§ **取り組む課題**
1. 米国の雇用と港湾に関する文章に「〜日」の形で出てくる日付を、登場する順にすべて挙げてください。
2. 米国の雇用統計と港湾混雑を扱った文章を、最後の文の後から引き継いで書き進めてください。

§ **演習用文章**
☆ ☆ ☆ ☆ ☆ ☆ ☆

米労働省が3日発表した11月の雇用統計によると、非農業部門の就業者の増加数は21万人で、10月の54万6000人を下回りました。しかし失業率は前月比0.4ポイント改善して、4.2%となり、労働市場が順調に回復して、求人需要が追いつかない状況が現れています。米国経済は引き続き力強く復活して来ています。但し、新型コロナウイルスの変異株、“オミクロン株”のパンデミック如何ではそれもどうなるか不明です。
北米港湾の混雑も解消に向かっていると言われていますが、それは滞船の集計方法を変えたためで、ロスアンゼルス・ロングビーチ港では2日現在、滞船隻数は過去最高を更新し、沿岸から40マイル以内の海域に40隻、150マイル内に56隻、計96隻が沖待ちの状態であると言われています。減速航行で到着を調整している船をいれると100隻に迫ると言われています。米国港湾事情の改善にはまだまだ時間がかかるようです。8日現在、ロスアンゼルス・ロングビーチ港の滞留コンテナに対する課徴金は13日に4度目の延期となりました。荷主に一方的にペナルティーを課することで問題が解決できるのか甚だ疑問です。

☆ ☆ ☆ ☆ ☆ ☆ ☆

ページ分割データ

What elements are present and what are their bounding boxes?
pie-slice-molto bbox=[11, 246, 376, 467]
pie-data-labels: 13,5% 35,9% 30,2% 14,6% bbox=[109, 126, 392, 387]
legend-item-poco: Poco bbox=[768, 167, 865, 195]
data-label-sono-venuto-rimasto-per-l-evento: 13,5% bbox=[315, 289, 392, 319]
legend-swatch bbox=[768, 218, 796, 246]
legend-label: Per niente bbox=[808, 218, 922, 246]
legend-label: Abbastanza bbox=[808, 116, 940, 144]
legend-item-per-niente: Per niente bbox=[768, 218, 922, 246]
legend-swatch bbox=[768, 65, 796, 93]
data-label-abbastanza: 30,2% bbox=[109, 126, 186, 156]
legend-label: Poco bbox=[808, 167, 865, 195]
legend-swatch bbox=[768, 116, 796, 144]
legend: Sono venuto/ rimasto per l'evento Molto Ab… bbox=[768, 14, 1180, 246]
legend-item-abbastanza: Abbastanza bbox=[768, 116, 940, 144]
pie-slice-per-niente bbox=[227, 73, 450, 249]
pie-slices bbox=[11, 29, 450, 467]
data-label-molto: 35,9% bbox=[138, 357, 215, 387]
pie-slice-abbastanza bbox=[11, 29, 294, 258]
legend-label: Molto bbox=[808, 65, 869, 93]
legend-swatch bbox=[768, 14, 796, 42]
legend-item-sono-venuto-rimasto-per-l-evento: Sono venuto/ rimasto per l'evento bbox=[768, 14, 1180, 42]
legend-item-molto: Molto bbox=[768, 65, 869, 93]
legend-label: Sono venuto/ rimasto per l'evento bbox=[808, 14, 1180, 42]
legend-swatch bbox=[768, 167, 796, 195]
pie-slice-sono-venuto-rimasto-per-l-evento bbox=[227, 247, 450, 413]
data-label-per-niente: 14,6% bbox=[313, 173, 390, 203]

☆ ☆ ☆ ☆ ☆ ☆ ☆

§ **解答例**
1. 3日、2日、8日、13日

2.
Shipping GuideがDrewry Maritime Research(英国)を引用しています。彼らが2日に発表した世界コンテナ運賃指数(WCI)の総合指数は、$9,050.77 per FEUで、前週から1.5%下落、前年同月期を196%上回っています。年初からの平均は$7,447 per FEU。過去5年間の平均$2,709 per FEUを$4,738 per FEU上回っています。航路別の運賃指数は、上海ー>NYCが前週比5%($648)下落し$12,582 per FEU, 上海ー>LAが 4%($387)下落し、$9,698 per FEUと落ち込んでいます。上海ー>ロッテルダムが$13,500 per FEU, 上海ー>ジェノアが$12,480 per FEUと前週と比較して横ばいです。
海上運賃も天井を打っているようです。現状の海上運賃高値は中国2月の旧正月で収まると言う意見もあります。一方、来年前半までかかると予測するか、あるいは2022年一杯継続すると言う見方もあります。それは来年7月1日に米国西岸港湾労使協約が切れるからです。そこで先月中旬、使用者団体PMA(太平洋海事協会)はILWU(国際港湾倉庫労働組合)に対して1年延長を申し入れましたが、組合側から拒否されました。前回は米政府の仲介で、2019年7月1日失効予定だった協定を3年間延長することで合意し、2022年7月1日となった経緯が有ります。PMAとの話し合い如何ではILWUのスト突入の可能性が否定できません。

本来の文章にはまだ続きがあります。